Items in a dataset:
━━━━━━
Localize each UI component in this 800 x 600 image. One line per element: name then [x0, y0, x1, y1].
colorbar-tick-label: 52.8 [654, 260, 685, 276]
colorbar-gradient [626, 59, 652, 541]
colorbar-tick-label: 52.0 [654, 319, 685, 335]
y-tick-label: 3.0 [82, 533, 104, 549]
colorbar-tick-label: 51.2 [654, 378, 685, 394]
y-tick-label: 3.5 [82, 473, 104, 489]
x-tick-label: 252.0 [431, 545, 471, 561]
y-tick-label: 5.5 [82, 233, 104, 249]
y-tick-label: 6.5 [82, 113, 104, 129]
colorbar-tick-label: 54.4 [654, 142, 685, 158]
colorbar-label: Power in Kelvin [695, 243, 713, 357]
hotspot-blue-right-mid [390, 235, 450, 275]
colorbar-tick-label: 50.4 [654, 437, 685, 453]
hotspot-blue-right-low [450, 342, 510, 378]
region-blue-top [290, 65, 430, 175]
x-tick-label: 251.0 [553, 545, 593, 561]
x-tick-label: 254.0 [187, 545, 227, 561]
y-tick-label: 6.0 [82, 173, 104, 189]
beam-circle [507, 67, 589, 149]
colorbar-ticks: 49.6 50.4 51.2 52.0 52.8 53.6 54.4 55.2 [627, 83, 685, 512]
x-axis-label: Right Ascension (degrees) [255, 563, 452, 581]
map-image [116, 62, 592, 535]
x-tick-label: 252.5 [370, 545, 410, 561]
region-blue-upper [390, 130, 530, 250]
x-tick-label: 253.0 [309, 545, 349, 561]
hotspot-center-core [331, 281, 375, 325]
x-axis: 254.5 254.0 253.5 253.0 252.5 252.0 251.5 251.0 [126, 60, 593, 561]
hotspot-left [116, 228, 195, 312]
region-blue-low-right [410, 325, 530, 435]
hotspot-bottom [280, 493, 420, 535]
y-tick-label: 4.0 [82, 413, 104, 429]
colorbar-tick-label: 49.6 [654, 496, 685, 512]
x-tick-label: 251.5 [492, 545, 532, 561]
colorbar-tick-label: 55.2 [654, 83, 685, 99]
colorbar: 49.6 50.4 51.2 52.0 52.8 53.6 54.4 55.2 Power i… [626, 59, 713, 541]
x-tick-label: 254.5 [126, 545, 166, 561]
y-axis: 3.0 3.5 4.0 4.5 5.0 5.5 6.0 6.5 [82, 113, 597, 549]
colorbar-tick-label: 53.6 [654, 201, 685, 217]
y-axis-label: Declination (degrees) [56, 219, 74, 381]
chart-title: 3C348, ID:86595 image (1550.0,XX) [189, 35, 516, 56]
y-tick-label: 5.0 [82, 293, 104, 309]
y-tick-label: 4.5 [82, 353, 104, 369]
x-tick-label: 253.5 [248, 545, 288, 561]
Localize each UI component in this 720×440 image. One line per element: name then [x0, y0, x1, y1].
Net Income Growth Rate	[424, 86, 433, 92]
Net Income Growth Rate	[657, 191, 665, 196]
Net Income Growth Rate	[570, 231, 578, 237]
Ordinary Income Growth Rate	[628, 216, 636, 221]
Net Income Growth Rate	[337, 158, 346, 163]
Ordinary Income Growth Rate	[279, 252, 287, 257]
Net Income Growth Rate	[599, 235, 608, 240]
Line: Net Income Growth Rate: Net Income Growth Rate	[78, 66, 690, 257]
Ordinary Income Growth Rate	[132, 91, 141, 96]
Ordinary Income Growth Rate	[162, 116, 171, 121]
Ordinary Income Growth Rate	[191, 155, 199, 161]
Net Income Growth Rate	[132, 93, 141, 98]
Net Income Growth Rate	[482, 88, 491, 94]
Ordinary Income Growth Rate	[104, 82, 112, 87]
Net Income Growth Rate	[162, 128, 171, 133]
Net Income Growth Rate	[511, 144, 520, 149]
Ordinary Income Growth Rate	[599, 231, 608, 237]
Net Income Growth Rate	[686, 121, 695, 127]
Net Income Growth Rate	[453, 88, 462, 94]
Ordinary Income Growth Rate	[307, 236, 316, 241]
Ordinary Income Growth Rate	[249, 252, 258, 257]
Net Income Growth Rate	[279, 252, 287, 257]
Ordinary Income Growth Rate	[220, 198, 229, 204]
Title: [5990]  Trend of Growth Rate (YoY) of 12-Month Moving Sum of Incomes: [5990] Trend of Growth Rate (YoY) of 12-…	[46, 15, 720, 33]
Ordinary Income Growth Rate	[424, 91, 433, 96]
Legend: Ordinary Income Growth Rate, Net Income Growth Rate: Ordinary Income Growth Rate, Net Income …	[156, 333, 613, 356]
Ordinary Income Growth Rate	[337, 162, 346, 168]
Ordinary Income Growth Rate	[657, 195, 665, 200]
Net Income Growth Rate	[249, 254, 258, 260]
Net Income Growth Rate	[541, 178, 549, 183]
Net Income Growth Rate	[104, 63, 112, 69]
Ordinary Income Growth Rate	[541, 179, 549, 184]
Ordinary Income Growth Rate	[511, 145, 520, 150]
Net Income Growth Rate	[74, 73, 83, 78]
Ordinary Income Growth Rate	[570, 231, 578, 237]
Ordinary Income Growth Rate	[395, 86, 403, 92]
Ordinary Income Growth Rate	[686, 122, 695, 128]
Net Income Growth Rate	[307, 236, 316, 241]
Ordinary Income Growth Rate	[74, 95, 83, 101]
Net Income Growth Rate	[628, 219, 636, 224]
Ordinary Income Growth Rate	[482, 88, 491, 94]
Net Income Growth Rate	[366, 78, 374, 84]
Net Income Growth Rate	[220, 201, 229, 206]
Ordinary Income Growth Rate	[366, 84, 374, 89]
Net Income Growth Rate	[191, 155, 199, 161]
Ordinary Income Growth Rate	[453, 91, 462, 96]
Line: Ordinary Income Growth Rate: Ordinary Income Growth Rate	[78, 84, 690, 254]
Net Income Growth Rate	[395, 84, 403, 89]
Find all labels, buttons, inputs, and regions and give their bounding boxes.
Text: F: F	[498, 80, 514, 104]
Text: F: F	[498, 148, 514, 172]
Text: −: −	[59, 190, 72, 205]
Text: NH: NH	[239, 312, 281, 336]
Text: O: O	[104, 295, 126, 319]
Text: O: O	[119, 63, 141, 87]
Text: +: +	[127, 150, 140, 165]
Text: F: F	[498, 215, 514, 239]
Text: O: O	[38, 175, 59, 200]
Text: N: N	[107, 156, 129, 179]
━━━━━━
WHAT TO PRODUCE: Output every one of the rows above again, character for character.

TASK ANSWER:
Localize each UI component in this 800 x 600 image. One line per element: name then [x0, y0, x1, y1].
colorbar-tick-label: 52.8 [654, 260, 685, 276]
colorbar-gradient [626, 59, 652, 541]
colorbar-tick-label: 52.0 [654, 319, 685, 335]
y-tick-label: 3.0 [82, 533, 104, 549]
colorbar-tick-label: 51.2 [654, 378, 685, 394]
y-tick-label: 3.5 [82, 473, 104, 489]
x-tick-label: 252.0 [431, 545, 471, 561]
y-tick-label: 5.5 [82, 233, 104, 249]
y-tick-label: 6.5 [82, 113, 104, 129]
colorbar-tick-label: 54.4 [654, 142, 685, 158]
colorbar-label: Power in Kelvin [695, 243, 713, 357]
hotspot-blue-right-mid [390, 235, 450, 275]
colorbar-tick-label: 50.4 [654, 437, 685, 453]
hotspot-blue-right-low [450, 342, 510, 378]
region-blue-top [290, 65, 430, 175]
x-tick-label: 251.0 [553, 545, 593, 561]
x-tick-label: 254.0 [187, 545, 227, 561]
y-tick-label: 6.0 [82, 173, 104, 189]
beam-circle [507, 67, 589, 149]
colorbar-ticks: 49.6 50.4 51.2 52.0 52.8 53.6 54.4 55.2 [627, 83, 685, 512]
x-axis-label: Right Ascension (degrees) [255, 563, 452, 581]
map-image [116, 62, 592, 535]
x-tick-label: 252.5 [370, 545, 410, 561]
region-blue-upper [390, 130, 530, 250]
x-tick-label: 253.0 [309, 545, 349, 561]
hotspot-center-core [331, 281, 375, 325]
x-axis: 254.5 254.0 253.5 253.0 252.5 252.0 251.5 251.0 [126, 60, 593, 561]
hotspot-left [116, 228, 195, 312]
region-blue-low-right [410, 325, 530, 435]
hotspot-bottom [280, 493, 420, 535]
y-tick-label: 4.0 [82, 413, 104, 429]
colorbar-tick-label: 49.6 [654, 496, 685, 512]
x-tick-label: 251.5 [492, 545, 532, 561]
colorbar-tick-label: 55.2 [654, 83, 685, 99]
colorbar: 49.6 50.4 51.2 52.0 52.8 53.6 54.4 55.2 Power i… [626, 59, 713, 541]
x-tick-label: 254.5 [126, 545, 166, 561]
y-axis: 3.0 3.5 4.0 4.5 5.0 5.5 6.0 6.5 [82, 113, 597, 549]
colorbar-tick-label: 53.6 [654, 201, 685, 217]
y-axis-label: Declination (degrees) [56, 219, 74, 381]
chart-title: 3C348, ID:86595 image (1550.0,XX) [189, 35, 516, 56]
y-tick-label: 5.0 [82, 293, 104, 309]
y-tick-label: 4.5 [82, 353, 104, 369]
x-tick-label: 253.5 [248, 545, 288, 561]
Localize each UI component in this 720×440 image. One line per element: name then [x0, y0, x1, y1].
Net Income Growth Rate	[424, 86, 433, 92]
Net Income Growth Rate	[657, 191, 665, 196]
Net Income Growth Rate	[570, 231, 578, 237]
Ordinary Income Growth Rate	[628, 216, 636, 221]
Net Income Growth Rate	[337, 158, 346, 163]
Ordinary Income Growth Rate	[279, 252, 287, 257]
Net Income Growth Rate	[599, 235, 608, 240]
Line: Net Income Growth Rate: Net Income Growth Rate	[78, 66, 690, 257]
Ordinary Income Growth Rate	[132, 91, 141, 96]
Ordinary Income Growth Rate	[162, 116, 171, 121]
Ordinary Income Growth Rate	[191, 155, 199, 161]
Net Income Growth Rate	[132, 93, 141, 98]
Net Income Growth Rate	[482, 88, 491, 94]
Ordinary Income Growth Rate	[104, 82, 112, 87]
Net Income Growth Rate	[162, 128, 171, 133]
Net Income Growth Rate	[511, 144, 520, 149]
Ordinary Income Growth Rate	[599, 231, 608, 237]
Net Income Growth Rate	[686, 121, 695, 127]
Net Income Growth Rate	[453, 88, 462, 94]
Ordinary Income Growth Rate	[307, 236, 316, 241]
Ordinary Income Growth Rate	[249, 252, 258, 257]
Net Income Growth Rate	[279, 252, 287, 257]
Ordinary Income Growth Rate	[220, 198, 229, 204]
Title: [5990]  Trend of Growth Rate (YoY) of 12-Month Moving Sum of Incomes: [5990] Trend of Growth Rate (YoY) of 12-…	[46, 15, 720, 33]
Ordinary Income Growth Rate	[424, 91, 433, 96]
Legend: Ordinary Income Growth Rate, Net Income Growth Rate: Ordinary Income Growth Rate, Net Income …	[156, 333, 613, 356]
Ordinary Income Growth Rate	[337, 162, 346, 168]
Ordinary Income Growth Rate	[657, 195, 665, 200]
Net Income Growth Rate	[249, 254, 258, 260]
Net Income Growth Rate	[541, 178, 549, 183]
Net Income Growth Rate	[104, 63, 112, 69]
Ordinary Income Growth Rate	[541, 179, 549, 184]
Ordinary Income Growth Rate	[511, 145, 520, 150]
Net Income Growth Rate	[74, 73, 83, 78]
Ordinary Income Growth Rate	[570, 231, 578, 237]
Ordinary Income Growth Rate	[395, 86, 403, 92]
Ordinary Income Growth Rate	[686, 122, 695, 128]
Net Income Growth Rate	[307, 236, 316, 241]
Ordinary Income Growth Rate	[74, 95, 83, 101]
Net Income Growth Rate	[628, 219, 636, 224]
Ordinary Income Growth Rate	[482, 88, 491, 94]
Net Income Growth Rate	[366, 78, 374, 84]
Net Income Growth Rate	[220, 201, 229, 206]
Ordinary Income Growth Rate	[366, 84, 374, 89]
Net Income Growth Rate	[191, 155, 199, 161]
Ordinary Income Growth Rate	[453, 91, 462, 96]
Line: Ordinary Income Growth Rate: Ordinary Income Growth Rate	[78, 84, 690, 254]
Net Income Growth Rate	[395, 84, 403, 89]
Find all labels, buttons, inputs, and regions and give their bounding boxes.
Text: F: F	[498, 80, 514, 104]
Text: F: F	[498, 148, 514, 172]
Text: −: −	[59, 190, 72, 205]
Text: NH: NH	[239, 312, 281, 336]
Text: O: O	[104, 295, 126, 319]
Text: O: O	[119, 63, 141, 87]
Text: +: +	[127, 150, 140, 165]
Text: F: F	[498, 215, 514, 239]
Text: O: O	[38, 175, 59, 200]
Text: N: N	[107, 156, 129, 179]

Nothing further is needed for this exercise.